Repeat every record below exactly, leaving out the pictures.

━━━━━━

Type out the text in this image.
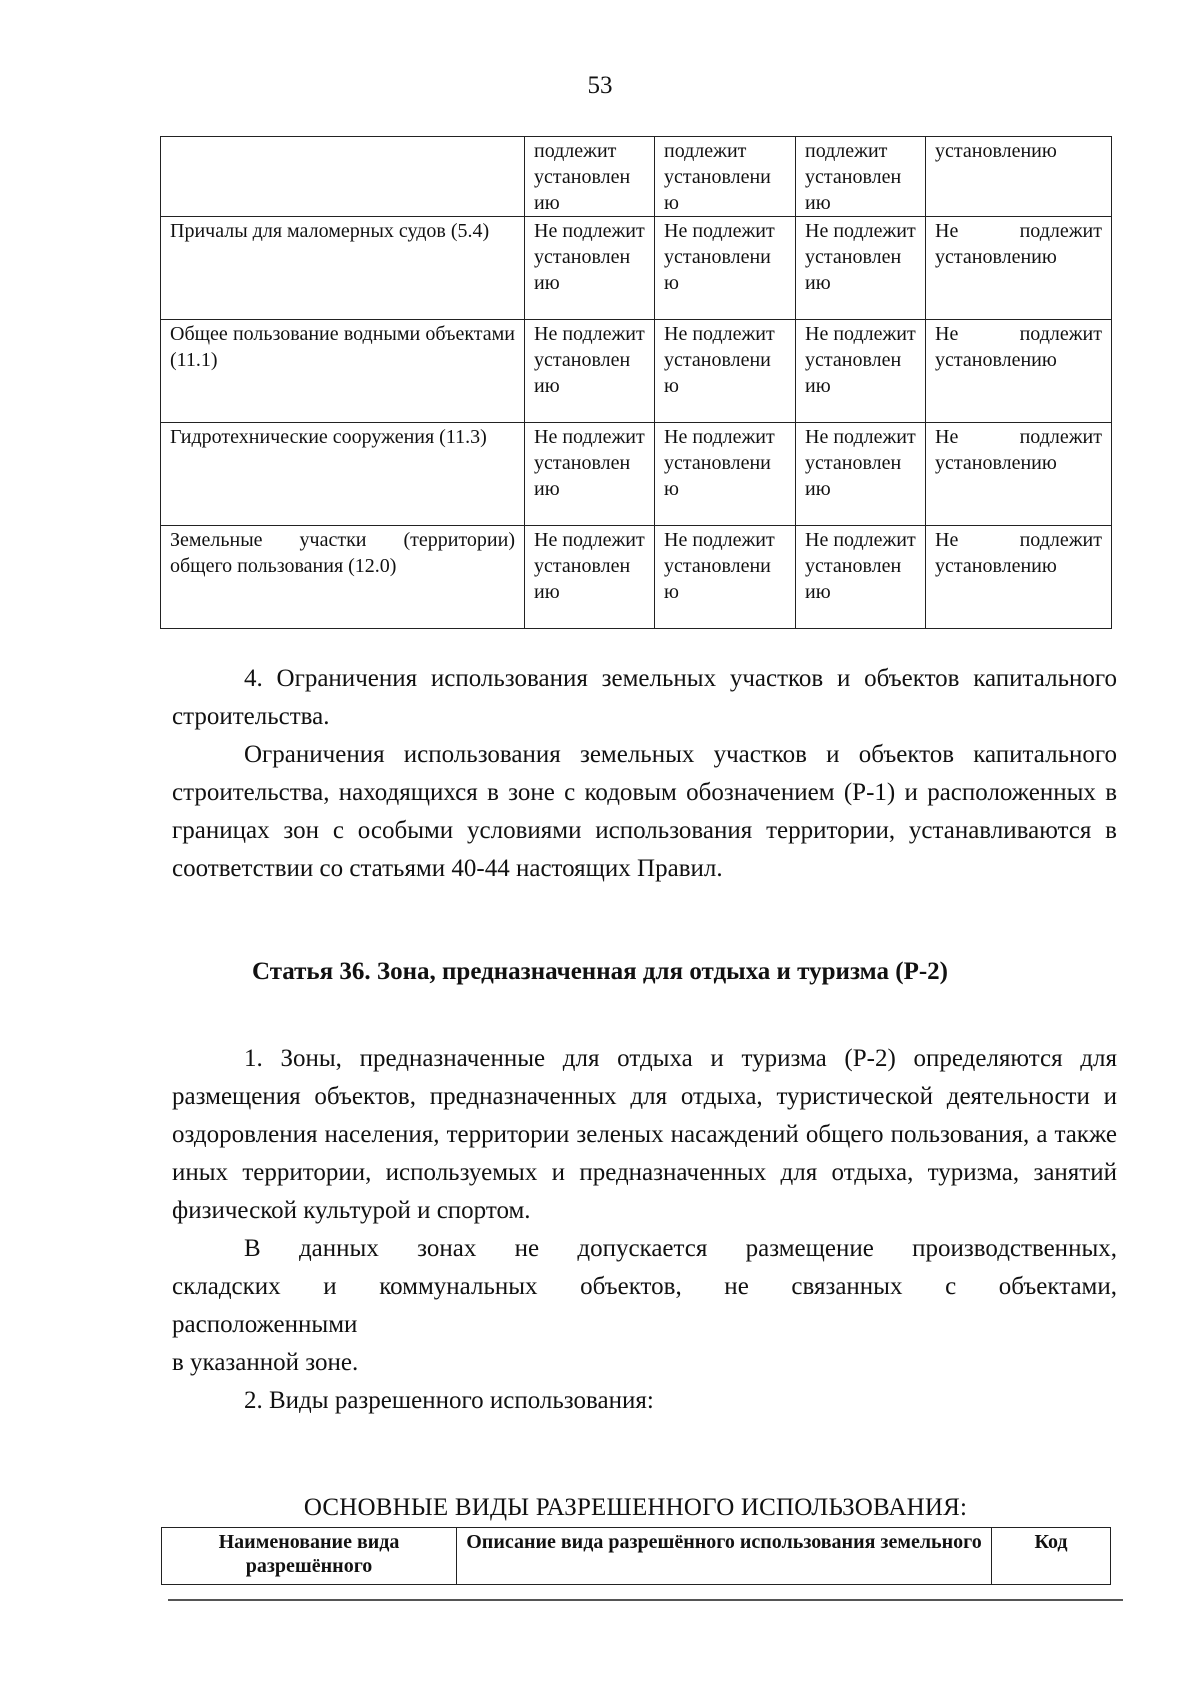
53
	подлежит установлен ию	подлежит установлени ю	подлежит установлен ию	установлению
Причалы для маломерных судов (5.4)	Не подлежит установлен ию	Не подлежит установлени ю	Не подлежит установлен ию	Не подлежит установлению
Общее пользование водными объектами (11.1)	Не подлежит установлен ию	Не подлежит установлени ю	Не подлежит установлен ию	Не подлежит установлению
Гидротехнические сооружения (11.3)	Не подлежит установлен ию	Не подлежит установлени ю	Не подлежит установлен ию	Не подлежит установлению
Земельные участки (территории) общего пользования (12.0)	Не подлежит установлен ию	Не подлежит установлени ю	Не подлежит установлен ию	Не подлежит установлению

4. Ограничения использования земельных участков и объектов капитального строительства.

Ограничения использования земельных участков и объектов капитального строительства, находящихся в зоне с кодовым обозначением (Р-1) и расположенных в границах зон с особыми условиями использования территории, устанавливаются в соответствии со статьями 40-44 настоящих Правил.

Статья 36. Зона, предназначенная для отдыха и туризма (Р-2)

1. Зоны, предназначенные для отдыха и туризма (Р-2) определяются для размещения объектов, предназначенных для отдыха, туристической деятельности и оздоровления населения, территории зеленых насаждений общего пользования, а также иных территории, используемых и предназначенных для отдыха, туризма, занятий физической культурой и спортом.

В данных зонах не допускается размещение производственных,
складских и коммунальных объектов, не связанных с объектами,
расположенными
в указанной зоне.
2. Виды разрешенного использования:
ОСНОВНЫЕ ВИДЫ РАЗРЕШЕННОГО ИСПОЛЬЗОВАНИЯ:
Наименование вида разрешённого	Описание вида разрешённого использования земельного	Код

━━━━━━

_Problem solution_.
Type out the text in this image.
53
	подлежит установлен ию	подлежит установлени ю	подлежит установлен ию	установлению
Причалы для маломерных судов (5.4)	Не подлежит установлен ию	Не подлежит установлени ю	Не подлежит установлен ию	Не подлежит установлению
Общее пользование водными объектами (11.1)	Не подлежит установлен ию	Не подлежит установлени ю	Не подлежит установлен ию	Не подлежит установлению
Гидротехнические сооружения (11.3)	Не подлежит установлен ию	Не подлежит установлени ю	Не подлежит установлен ию	Не подлежит установлению
Земельные участки (территории) общего пользования (12.0)	Не подлежит установлен ию	Не подлежит установлени ю	Не подлежит установлен ию	Не подлежит установлению

4. Ограничения использования земельных участков и объектов капитального строительства.

Ограничения использования земельных участков и объектов капитального строительства, находящихся в зоне с кодовым обозначением (Р-1) и расположенных в границах зон с особыми условиями использования территории, устанавливаются в соответствии со статьями 40-44 настоящих Правил.

Статья 36. Зона, предназначенная для отдыха и туризма (Р-2)

1. Зоны, предназначенные для отдыха и туризма (Р-2) определяются для размещения объектов, предназначенных для отдыха, туристической деятельности и оздоровления населения, территории зеленых насаждений общего пользования, а также иных территории, используемых и предназначенных для отдыха, туризма, занятий физической культурой и спортом.

В данных зонах не допускается размещение производственных,
складских и коммунальных объектов, не связанных с объектами,
расположенными
в указанной зоне.
2. Виды разрешенного использования:
ОСНОВНЫЕ ВИДЫ РАЗРЕШЕННОГО ИСПОЛЬЗОВАНИЯ:
Наименование вида разрешённого	Описание вида разрешённого использования земельного	Код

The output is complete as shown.